> _Material supplied_
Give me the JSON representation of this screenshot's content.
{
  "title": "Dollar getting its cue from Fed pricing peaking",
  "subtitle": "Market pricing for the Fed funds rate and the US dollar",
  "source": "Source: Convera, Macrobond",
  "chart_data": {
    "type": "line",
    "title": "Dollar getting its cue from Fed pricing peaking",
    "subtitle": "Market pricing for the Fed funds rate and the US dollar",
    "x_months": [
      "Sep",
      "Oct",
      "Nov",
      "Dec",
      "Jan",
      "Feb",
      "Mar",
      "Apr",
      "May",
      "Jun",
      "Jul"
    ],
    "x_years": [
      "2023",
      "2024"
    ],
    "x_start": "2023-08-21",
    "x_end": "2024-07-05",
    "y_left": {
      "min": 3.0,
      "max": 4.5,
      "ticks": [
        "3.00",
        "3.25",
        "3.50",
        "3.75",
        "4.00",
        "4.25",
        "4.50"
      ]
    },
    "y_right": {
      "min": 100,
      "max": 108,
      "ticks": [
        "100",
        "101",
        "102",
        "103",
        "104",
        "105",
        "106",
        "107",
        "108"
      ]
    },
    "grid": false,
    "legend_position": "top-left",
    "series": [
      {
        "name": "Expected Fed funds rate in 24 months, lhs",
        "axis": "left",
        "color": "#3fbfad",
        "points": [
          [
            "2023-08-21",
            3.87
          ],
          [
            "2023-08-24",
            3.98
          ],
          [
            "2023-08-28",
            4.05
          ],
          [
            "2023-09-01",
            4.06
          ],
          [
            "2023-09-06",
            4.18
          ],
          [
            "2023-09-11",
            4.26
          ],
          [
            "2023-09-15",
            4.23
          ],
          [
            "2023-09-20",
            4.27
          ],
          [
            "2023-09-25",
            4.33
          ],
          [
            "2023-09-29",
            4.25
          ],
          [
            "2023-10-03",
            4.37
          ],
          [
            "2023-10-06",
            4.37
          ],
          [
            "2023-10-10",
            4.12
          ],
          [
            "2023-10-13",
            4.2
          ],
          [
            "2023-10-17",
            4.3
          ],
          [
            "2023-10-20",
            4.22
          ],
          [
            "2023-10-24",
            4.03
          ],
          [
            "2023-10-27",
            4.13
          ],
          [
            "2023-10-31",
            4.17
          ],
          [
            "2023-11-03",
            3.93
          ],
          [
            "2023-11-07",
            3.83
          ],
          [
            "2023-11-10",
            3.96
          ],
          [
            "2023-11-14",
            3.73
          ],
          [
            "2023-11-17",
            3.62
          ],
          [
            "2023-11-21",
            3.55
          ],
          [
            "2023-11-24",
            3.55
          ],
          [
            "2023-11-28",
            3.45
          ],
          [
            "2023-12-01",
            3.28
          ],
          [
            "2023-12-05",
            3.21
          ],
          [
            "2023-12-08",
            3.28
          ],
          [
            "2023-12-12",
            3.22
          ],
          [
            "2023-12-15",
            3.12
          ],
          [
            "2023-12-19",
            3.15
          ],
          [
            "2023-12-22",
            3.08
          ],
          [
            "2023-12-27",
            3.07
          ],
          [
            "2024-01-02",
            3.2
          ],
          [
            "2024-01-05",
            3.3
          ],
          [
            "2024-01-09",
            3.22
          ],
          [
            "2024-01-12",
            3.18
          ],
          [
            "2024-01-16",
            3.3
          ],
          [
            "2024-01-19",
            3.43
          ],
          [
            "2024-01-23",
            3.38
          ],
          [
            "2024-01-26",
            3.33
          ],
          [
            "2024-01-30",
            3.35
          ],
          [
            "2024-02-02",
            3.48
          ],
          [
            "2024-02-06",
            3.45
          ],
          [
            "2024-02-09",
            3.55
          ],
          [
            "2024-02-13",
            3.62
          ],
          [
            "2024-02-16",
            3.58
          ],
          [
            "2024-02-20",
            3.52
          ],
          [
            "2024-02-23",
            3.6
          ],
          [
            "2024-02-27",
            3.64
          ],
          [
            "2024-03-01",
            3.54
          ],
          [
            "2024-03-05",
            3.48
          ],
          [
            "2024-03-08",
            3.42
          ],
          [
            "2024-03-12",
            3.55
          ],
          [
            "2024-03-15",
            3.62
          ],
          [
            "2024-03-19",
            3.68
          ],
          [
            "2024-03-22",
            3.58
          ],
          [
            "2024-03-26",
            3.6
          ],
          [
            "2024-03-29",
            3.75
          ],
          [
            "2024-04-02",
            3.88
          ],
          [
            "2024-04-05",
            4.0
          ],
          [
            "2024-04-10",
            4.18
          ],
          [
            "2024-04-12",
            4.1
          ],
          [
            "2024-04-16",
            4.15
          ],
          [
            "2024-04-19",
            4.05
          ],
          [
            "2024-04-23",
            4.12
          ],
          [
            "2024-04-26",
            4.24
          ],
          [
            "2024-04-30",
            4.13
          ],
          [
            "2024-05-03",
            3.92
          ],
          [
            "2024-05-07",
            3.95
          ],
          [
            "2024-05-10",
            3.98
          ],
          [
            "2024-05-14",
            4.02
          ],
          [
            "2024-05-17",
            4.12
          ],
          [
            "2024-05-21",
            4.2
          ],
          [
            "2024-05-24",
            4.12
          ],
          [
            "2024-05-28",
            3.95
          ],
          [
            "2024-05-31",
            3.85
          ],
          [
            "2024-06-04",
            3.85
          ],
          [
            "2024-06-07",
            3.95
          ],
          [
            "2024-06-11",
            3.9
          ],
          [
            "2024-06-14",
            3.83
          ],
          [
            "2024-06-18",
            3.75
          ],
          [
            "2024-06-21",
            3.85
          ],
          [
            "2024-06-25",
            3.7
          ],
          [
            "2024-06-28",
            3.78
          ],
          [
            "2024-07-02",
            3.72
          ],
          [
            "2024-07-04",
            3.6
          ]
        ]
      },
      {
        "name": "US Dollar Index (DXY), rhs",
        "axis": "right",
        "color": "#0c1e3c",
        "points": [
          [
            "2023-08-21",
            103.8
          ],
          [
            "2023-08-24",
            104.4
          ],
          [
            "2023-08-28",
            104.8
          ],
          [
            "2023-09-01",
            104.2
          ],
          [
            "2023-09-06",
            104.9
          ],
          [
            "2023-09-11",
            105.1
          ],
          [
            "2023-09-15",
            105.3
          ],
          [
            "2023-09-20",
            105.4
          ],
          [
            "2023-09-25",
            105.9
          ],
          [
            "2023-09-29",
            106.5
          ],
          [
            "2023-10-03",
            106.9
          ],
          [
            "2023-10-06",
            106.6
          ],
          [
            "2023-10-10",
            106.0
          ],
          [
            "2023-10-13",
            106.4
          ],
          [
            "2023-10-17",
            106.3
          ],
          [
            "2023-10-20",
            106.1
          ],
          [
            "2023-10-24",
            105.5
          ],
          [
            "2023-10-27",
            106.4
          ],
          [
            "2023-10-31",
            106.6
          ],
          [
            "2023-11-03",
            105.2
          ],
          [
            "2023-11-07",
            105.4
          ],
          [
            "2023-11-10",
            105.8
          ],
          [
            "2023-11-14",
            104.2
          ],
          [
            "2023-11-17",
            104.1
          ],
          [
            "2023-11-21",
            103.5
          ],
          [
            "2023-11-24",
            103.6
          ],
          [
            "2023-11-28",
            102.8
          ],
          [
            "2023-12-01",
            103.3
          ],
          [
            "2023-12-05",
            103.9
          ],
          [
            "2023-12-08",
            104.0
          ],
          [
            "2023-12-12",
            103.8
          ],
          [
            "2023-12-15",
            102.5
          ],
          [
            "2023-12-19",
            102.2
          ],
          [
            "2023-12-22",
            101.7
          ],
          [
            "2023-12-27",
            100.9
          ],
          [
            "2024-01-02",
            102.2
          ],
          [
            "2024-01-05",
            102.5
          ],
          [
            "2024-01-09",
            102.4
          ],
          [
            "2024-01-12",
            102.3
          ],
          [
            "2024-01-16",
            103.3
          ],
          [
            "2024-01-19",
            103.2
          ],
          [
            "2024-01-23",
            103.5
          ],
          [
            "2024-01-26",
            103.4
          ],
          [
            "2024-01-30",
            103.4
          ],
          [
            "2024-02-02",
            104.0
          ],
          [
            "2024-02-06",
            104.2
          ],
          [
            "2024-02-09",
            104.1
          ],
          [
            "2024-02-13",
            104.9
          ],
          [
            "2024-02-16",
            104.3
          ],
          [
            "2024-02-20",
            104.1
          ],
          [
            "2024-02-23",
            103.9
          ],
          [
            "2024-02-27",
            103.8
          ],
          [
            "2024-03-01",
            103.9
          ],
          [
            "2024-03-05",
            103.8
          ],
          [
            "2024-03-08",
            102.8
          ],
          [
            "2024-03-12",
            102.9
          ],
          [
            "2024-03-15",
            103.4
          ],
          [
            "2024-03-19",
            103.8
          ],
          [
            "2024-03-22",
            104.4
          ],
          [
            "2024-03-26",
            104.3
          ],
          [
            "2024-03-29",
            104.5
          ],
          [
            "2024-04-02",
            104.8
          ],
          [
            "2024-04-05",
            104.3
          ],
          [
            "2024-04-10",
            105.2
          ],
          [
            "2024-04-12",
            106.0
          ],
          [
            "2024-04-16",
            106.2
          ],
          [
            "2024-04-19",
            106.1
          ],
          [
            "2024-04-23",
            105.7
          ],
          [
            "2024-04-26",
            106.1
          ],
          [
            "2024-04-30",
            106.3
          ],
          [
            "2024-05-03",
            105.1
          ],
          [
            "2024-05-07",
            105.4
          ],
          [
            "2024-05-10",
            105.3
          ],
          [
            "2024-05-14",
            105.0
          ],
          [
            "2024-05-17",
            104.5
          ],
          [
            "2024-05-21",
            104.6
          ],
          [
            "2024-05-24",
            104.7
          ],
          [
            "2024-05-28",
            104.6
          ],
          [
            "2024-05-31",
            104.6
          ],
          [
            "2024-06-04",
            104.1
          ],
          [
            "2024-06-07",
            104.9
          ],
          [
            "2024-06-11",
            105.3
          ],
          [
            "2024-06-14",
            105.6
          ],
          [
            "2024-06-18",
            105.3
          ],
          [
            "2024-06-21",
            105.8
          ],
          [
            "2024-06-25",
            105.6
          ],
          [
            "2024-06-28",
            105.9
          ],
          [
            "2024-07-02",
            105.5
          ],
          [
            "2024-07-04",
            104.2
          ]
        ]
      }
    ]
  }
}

> _What you are asked to do_
Report all lines of the material that contain the word "getting".

> _The solution_
  "title": "Dollar getting its cue from Fed pricing peaking",
    "title": "Dollar getting its cue from Fed pricing peaking",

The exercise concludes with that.